▸ **Given instruction**:
Give the number of lines in the data that hold the word "Larson", and nothing else.

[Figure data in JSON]

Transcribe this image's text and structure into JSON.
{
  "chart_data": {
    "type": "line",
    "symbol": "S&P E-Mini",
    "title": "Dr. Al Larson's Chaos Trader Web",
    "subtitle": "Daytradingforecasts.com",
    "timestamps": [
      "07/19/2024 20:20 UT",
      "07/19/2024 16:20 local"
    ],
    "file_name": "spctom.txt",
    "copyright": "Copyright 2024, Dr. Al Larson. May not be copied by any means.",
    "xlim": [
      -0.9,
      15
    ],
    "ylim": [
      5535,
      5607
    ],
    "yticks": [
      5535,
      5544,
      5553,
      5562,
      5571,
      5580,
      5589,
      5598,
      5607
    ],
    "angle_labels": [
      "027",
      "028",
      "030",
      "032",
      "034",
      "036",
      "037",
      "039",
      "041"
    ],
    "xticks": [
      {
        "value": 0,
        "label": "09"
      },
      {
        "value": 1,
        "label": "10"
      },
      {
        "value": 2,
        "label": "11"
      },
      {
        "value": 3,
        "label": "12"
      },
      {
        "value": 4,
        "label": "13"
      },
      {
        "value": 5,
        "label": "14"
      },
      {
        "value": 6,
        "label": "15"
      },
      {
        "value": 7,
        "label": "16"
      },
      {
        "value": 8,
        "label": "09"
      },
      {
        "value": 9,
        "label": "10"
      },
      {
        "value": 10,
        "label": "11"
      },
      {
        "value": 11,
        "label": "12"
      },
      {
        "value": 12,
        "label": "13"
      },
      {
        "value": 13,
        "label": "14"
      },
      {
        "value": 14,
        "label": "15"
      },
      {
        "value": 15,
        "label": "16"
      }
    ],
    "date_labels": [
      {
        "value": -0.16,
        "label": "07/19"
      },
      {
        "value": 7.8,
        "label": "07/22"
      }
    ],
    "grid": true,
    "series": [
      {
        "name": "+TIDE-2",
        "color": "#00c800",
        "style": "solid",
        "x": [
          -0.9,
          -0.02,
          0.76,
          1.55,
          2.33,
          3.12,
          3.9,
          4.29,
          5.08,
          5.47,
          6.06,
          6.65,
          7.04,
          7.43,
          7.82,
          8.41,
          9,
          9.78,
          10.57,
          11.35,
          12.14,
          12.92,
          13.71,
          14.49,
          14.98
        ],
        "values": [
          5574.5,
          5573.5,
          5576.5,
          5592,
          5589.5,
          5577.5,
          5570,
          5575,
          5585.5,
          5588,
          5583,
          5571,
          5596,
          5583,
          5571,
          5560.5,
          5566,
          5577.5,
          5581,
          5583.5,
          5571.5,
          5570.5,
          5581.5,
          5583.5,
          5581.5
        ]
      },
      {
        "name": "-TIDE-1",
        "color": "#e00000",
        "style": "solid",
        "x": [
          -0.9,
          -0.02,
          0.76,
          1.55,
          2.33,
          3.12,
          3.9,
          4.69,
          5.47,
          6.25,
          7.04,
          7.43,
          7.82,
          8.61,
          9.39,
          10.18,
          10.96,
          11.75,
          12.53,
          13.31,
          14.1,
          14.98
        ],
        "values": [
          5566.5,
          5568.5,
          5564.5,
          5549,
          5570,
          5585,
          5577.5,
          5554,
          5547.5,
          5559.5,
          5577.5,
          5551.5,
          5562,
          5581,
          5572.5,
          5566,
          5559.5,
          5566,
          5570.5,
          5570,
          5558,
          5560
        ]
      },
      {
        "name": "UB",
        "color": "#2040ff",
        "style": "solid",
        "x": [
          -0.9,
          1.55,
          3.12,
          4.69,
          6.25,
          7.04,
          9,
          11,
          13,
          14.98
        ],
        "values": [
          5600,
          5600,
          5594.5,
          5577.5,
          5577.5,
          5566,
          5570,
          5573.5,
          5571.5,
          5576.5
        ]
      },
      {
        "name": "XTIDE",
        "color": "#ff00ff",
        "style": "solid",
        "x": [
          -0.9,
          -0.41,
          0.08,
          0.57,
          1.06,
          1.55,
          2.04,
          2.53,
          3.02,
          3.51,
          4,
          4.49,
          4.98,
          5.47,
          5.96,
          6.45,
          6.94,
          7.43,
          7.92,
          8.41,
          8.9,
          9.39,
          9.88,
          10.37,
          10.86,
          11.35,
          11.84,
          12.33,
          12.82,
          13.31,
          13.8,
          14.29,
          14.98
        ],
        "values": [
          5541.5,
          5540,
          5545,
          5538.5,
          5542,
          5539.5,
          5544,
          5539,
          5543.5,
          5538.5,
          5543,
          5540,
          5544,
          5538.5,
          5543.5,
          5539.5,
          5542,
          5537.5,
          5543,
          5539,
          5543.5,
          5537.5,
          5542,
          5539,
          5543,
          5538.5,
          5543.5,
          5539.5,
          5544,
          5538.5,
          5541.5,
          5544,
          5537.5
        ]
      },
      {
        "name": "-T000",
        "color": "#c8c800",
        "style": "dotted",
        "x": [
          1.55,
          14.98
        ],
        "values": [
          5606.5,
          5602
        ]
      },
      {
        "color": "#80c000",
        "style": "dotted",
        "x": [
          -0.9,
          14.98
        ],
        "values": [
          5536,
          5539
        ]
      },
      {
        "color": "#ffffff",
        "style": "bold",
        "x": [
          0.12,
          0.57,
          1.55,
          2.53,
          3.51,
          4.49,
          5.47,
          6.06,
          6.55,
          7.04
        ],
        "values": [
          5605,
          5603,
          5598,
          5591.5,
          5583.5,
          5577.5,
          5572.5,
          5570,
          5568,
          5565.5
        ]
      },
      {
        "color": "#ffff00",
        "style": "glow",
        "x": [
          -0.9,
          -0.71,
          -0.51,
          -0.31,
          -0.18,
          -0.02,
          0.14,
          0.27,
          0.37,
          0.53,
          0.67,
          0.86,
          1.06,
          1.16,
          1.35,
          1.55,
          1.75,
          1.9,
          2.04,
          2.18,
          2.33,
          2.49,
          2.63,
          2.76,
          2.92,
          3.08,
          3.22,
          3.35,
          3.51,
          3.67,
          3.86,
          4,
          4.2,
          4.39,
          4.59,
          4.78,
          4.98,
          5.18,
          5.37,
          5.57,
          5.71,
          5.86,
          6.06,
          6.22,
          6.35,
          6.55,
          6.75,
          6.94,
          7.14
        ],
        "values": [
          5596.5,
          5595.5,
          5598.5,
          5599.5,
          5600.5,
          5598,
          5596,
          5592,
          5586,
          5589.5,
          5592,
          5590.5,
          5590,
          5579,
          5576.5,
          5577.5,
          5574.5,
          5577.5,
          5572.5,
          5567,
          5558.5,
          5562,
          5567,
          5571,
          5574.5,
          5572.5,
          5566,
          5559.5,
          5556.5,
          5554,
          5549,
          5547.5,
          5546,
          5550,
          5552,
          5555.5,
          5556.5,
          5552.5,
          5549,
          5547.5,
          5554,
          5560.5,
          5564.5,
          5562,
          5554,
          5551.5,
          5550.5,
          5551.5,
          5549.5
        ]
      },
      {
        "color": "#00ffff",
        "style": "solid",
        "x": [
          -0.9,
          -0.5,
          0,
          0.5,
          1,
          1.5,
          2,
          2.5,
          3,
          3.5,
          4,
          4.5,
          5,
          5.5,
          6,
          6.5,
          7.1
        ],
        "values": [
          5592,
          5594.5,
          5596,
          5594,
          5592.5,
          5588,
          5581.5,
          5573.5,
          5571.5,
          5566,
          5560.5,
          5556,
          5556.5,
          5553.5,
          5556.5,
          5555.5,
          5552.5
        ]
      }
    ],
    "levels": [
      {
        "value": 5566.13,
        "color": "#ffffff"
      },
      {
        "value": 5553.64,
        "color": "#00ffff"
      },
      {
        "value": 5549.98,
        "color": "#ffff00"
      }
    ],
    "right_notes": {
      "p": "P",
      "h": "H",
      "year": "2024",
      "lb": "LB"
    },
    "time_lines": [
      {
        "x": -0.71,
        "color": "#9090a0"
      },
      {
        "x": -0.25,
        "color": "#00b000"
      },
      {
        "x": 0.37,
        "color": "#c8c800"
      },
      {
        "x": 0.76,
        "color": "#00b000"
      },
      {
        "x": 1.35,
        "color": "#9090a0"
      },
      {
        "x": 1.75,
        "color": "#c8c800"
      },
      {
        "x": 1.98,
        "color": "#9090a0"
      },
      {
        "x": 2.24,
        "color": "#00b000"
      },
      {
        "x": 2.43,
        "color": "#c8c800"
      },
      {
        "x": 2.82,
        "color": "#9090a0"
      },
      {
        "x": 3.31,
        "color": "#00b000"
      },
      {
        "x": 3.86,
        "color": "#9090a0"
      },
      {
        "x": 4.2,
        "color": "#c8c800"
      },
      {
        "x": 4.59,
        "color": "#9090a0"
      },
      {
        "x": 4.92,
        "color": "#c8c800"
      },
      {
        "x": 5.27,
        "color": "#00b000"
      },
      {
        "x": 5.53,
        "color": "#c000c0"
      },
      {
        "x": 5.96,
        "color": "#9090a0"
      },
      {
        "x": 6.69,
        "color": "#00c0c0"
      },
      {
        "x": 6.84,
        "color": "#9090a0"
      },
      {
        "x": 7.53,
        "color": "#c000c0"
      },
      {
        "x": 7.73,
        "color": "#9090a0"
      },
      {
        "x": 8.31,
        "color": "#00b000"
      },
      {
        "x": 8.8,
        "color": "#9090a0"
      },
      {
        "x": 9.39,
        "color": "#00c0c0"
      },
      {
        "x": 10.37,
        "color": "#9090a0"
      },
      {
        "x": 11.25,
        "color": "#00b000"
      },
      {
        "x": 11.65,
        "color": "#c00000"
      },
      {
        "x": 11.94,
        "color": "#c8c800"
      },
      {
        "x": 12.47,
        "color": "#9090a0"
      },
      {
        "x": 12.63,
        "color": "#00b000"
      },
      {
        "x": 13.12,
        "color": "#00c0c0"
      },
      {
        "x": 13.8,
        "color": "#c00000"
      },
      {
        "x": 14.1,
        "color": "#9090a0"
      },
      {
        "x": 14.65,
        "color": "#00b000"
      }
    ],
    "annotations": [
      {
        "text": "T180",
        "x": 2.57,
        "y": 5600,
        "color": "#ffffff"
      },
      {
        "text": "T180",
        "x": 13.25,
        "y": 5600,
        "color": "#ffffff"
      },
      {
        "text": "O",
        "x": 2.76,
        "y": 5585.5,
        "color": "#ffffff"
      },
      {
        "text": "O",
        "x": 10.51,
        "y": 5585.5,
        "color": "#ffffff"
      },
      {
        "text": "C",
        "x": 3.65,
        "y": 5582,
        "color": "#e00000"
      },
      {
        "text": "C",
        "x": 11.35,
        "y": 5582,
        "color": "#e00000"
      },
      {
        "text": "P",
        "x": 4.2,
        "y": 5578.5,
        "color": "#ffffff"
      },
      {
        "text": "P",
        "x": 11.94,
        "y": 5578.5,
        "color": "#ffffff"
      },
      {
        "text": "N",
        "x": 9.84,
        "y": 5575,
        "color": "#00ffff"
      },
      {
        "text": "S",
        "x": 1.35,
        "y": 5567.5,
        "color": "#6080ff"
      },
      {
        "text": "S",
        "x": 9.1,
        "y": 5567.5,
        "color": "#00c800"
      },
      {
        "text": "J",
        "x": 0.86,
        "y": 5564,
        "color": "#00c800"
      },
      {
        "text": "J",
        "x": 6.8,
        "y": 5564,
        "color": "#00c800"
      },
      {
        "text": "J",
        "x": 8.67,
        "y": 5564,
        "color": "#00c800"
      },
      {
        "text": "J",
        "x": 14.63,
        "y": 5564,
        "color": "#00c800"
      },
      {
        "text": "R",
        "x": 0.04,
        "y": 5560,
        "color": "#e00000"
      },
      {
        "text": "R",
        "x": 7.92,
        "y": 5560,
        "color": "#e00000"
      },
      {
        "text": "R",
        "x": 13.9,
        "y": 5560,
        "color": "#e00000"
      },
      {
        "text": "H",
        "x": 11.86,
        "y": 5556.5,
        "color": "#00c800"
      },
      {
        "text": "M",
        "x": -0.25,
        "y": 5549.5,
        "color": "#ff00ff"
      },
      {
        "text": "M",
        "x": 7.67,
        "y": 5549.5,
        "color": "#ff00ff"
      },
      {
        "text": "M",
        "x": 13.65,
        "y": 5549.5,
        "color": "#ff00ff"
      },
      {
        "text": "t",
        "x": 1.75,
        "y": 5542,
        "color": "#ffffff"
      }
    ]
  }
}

▸ **Reply**:
2